Records from a dataset:
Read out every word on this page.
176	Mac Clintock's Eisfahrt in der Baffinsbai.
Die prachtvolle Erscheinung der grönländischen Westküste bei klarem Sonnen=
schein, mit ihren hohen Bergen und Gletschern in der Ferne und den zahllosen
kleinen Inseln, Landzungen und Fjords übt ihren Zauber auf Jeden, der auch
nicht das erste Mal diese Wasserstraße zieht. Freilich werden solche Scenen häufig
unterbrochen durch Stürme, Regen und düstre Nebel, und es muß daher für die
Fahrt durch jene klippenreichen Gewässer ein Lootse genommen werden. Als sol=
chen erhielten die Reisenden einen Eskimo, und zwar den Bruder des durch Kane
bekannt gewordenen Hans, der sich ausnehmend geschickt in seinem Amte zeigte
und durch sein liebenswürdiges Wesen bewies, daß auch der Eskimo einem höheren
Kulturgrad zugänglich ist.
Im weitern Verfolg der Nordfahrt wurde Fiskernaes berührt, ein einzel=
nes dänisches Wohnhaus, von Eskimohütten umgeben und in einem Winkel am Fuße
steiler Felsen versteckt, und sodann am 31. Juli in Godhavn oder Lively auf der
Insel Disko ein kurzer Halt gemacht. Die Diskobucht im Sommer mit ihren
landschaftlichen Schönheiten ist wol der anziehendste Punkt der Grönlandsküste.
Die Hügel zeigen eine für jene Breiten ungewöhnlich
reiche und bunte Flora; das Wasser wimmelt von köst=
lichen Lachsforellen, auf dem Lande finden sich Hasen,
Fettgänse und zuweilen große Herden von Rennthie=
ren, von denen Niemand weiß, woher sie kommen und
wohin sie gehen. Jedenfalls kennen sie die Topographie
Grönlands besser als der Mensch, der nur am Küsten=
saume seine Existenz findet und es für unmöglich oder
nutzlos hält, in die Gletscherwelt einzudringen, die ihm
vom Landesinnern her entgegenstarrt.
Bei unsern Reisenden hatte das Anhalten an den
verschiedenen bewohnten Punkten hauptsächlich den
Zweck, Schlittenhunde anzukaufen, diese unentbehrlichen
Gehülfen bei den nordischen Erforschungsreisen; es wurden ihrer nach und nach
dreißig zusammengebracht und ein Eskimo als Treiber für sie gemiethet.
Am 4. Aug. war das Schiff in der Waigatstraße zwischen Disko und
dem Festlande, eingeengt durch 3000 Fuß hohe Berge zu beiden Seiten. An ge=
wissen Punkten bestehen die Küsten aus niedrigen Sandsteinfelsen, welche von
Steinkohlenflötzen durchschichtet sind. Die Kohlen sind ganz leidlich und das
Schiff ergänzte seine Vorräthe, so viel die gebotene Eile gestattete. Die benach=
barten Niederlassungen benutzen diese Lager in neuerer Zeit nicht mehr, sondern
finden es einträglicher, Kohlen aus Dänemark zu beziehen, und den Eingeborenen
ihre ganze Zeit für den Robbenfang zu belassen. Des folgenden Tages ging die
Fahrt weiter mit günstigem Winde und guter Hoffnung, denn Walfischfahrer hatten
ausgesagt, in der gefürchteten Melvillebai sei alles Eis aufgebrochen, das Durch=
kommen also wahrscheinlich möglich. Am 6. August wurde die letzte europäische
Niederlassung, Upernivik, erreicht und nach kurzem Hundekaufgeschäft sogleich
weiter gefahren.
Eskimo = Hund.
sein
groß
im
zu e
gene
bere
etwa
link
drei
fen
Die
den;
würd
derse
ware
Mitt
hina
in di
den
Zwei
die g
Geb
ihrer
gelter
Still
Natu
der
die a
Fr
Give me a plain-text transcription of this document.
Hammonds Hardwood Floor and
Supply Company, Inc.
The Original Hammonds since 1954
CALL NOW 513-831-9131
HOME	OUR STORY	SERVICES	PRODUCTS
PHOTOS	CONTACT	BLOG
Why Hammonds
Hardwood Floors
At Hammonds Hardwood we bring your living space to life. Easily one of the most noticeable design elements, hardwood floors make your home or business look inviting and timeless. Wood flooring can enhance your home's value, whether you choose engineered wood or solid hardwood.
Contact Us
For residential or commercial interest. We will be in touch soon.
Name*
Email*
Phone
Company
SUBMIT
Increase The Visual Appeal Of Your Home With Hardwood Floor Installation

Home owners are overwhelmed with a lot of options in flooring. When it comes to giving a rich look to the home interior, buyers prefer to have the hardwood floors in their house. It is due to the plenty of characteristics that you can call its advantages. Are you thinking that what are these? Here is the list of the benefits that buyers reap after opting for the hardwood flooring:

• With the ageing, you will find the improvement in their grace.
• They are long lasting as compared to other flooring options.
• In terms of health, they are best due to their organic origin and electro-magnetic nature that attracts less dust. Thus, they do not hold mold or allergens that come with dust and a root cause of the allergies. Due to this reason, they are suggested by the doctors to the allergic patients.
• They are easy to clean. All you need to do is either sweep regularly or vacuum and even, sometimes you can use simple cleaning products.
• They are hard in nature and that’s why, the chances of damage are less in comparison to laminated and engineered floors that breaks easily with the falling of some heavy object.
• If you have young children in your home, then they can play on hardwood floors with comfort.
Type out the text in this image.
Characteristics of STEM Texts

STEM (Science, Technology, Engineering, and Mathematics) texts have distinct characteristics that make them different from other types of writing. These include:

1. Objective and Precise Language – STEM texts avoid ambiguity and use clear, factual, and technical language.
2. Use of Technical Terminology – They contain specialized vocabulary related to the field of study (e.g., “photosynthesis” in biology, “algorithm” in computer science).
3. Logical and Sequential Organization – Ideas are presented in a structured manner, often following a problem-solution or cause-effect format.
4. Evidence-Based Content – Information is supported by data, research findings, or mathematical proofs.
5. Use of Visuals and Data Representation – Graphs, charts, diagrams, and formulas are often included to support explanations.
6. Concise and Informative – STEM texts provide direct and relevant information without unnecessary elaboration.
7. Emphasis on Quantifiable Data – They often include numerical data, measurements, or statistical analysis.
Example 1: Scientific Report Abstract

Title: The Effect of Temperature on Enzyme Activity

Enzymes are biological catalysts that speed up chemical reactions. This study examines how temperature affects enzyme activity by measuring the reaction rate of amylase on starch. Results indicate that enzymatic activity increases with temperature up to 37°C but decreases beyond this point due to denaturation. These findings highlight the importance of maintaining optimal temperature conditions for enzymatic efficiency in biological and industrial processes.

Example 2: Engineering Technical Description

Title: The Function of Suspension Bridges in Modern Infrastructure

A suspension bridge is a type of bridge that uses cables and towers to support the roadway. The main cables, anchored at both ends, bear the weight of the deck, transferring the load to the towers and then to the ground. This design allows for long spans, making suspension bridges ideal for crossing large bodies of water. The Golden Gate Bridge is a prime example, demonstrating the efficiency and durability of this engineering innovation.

» What is being asked: Copy all of the data exactly.

» Answer to the problem:
Read out every word on this page.
176	Mac Clintock's Eisfahrt in der Baffinsbai.
Die prachtvolle Erscheinung der grönländischen Westküste bei klarem Sonnen=
schein, mit ihren hohen Bergen und Gletschern in der Ferne und den zahllosen
kleinen Inseln, Landzungen und Fjords übt ihren Zauber auf Jeden, der auch
nicht das erste Mal diese Wasserstraße zieht. Freilich werden solche Scenen häufig
unterbrochen durch Stürme, Regen und düstre Nebel, und es muß daher für die
Fahrt durch jene klippenreichen Gewässer ein Lootse genommen werden. Als sol=
chen erhielten die Reisenden einen Eskimo, und zwar den Bruder des durch Kane
bekannt gewordenen Hans, der sich ausnehmend geschickt in seinem Amte zeigte
und durch sein liebenswürdiges Wesen bewies, daß auch der Eskimo einem höheren
Kulturgrad zugänglich ist.
Im weitern Verfolg der Nordfahrt wurde Fiskernaes berührt, ein einzel=
nes dänisches Wohnhaus, von Eskimohütten umgeben und in einem Winkel am Fuße
steiler Felsen versteckt, und sodann am 31. Juli in Godhavn oder Lively auf der
Insel Disko ein kurzer Halt gemacht. Die Diskobucht im Sommer mit ihren
landschaftlichen Schönheiten ist wol der anziehendste Punkt der Grönlandsküste.
Die Hügel zeigen eine für jene Breiten ungewöhnlich
reiche und bunte Flora; das Wasser wimmelt von köst=
lichen Lachsforellen, auf dem Lande finden sich Hasen,
Fettgänse und zuweilen große Herden von Rennthie=
ren, von denen Niemand weiß, woher sie kommen und
wohin sie gehen. Jedenfalls kennen sie die Topographie
Grönlands besser als der Mensch, der nur am Küsten=
saume seine Existenz findet und es für unmöglich oder
nutzlos hält, in die Gletscherwelt einzudringen, die ihm
vom Landesinnern her entgegenstarrt.
Bei unsern Reisenden hatte das Anhalten an den
verschiedenen bewohnten Punkten hauptsächlich den
Zweck, Schlittenhunde anzukaufen, diese unentbehrlichen
Gehülfen bei den nordischen Erforschungsreisen; es wurden ihrer nach und nach
dreißig zusammengebracht und ein Eskimo als Treiber für sie gemiethet.
Am 4. Aug. war das Schiff in der Waigatstraße zwischen Disko und
dem Festlande, eingeengt durch 3000 Fuß hohe Berge zu beiden Seiten. An ge=
wissen Punkten bestehen die Küsten aus niedrigen Sandsteinfelsen, welche von
Steinkohlenflötzen durchschichtet sind. Die Kohlen sind ganz leidlich und das
Schiff ergänzte seine Vorräthe, so viel die gebotene Eile gestattete. Die benach=
barten Niederlassungen benutzen diese Lager in neuerer Zeit nicht mehr, sondern
finden es einträglicher, Kohlen aus Dänemark zu beziehen, und den Eingeborenen
ihre ganze Zeit für den Robbenfang zu belassen. Des folgenden Tages ging die
Fahrt weiter mit günstigem Winde und guter Hoffnung, denn Walfischfahrer hatten
ausgesagt, in der gefürchteten Melvillebai sei alles Eis aufgebrochen, das Durch=
kommen also wahrscheinlich möglich. Am 6. August wurde die letzte europäische
Niederlassung, Upernivik, erreicht und nach kurzem Hundekaufgeschäft sogleich
weiter gefahren.
Eskimo = Hund.
sein
groß
im
zu e
gene
bere
etwa
link
drei
fen
Die
den;
würd
derse
ware
Mitt
hina
in di
den
Zwei
die g
Geb
ihrer
gelter
Still
Natu
der
die a
Fr
Give me a plain-text transcription of this document.
Hammonds Hardwood Floor and
Supply Company, Inc.
The Original Hammonds since 1954
CALL NOW 513-831-9131
HOME	OUR STORY	SERVICES	PRODUCTS
PHOTOS	CONTACT	BLOG
Why Hammonds
Hardwood Floors
At Hammonds Hardwood we bring your living space to life. Easily one of the most noticeable design elements, hardwood floors make your home or business look inviting and timeless. Wood flooring can enhance your home's value, whether you choose engineered wood or solid hardwood.
Contact Us
For residential or commercial interest. We will be in touch soon.
Name*
Email*
Phone
Company
SUBMIT
Increase The Visual Appeal Of Your Home With Hardwood Floor Installation

Home owners are overwhelmed with a lot of options in flooring. When it comes to giving a rich look to the home interior, buyers prefer to have the hardwood floors in their house. It is due to the plenty of characteristics that you can call its advantages. Are you thinking that what are these? Here is the list of the benefits that buyers reap after opting for the hardwood flooring:

• With the ageing, you will find the improvement in their grace.
• They are long lasting as compared to other flooring options.
• In terms of health, they are best due to their organic origin and electro-magnetic nature that attracts less dust. Thus, they do not hold mold or allergens that come with dust and a root cause of the allergies. Due to this reason, they are suggested by the doctors to the allergic patients.
• They are easy to clean. All you need to do is either sweep regularly or vacuum and even, sometimes you can use simple cleaning products.
• They are hard in nature and that’s why, the chances of damage are less in comparison to laminated and engineered floors that breaks easily with the falling of some heavy object.
• If you have young children in your home, then they can play on hardwood floors with comfort.
Type out the text in this image.
Characteristics of STEM Texts

STEM (Science, Technology, Engineering, and Mathematics) texts have distinct characteristics that make them different from other types of writing. These include:

1. Objective and Precise Language – STEM texts avoid ambiguity and use clear, factual, and technical language.
2. Use of Technical Terminology – They contain specialized vocabulary related to the field of study (e.g., “photosynthesis” in biology, “algorithm” in computer science).
3. Logical and Sequential Organization – Ideas are presented in a structured manner, often following a problem-solution or cause-effect format.
4. Evidence-Based Content – Information is supported by data, research findings, or mathematical proofs.
5. Use of Visuals and Data Representation – Graphs, charts, diagrams, and formulas are often included to support explanations.
6. Concise and Informative – STEM texts provide direct and relevant information without unnecessary elaboration.
7. Emphasis on Quantifiable Data – They often include numerical data, measurements, or statistical analysis.
Example 1: Scientific Report Abstract

Title: The Effect of Temperature on Enzyme Activity

Enzymes are biological catalysts that speed up chemical reactions. This study examines how temperature affects enzyme activity by measuring the reaction rate of amylase on starch. Results indicate that enzymatic activity increases with temperature up to 37°C but decreases beyond this point due to denaturation. These findings highlight the importance of maintaining optimal temperature conditions for enzymatic efficiency in biological and industrial processes.

Example 2: Engineering Technical Description

Title: The Function of Suspension Bridges in Modern Infrastructure

A suspension bridge is a type of bridge that uses cables and towers to support the roadway. The main cables, anchored at both ends, bear the weight of the deck, transferring the load to the towers and then to the ground. This design allows for long spans, making suspension bridges ideal for crossing large bodies of water. The Golden Gate Bridge is a prime example, demonstrating the efficiency and durability of this engineering innovation.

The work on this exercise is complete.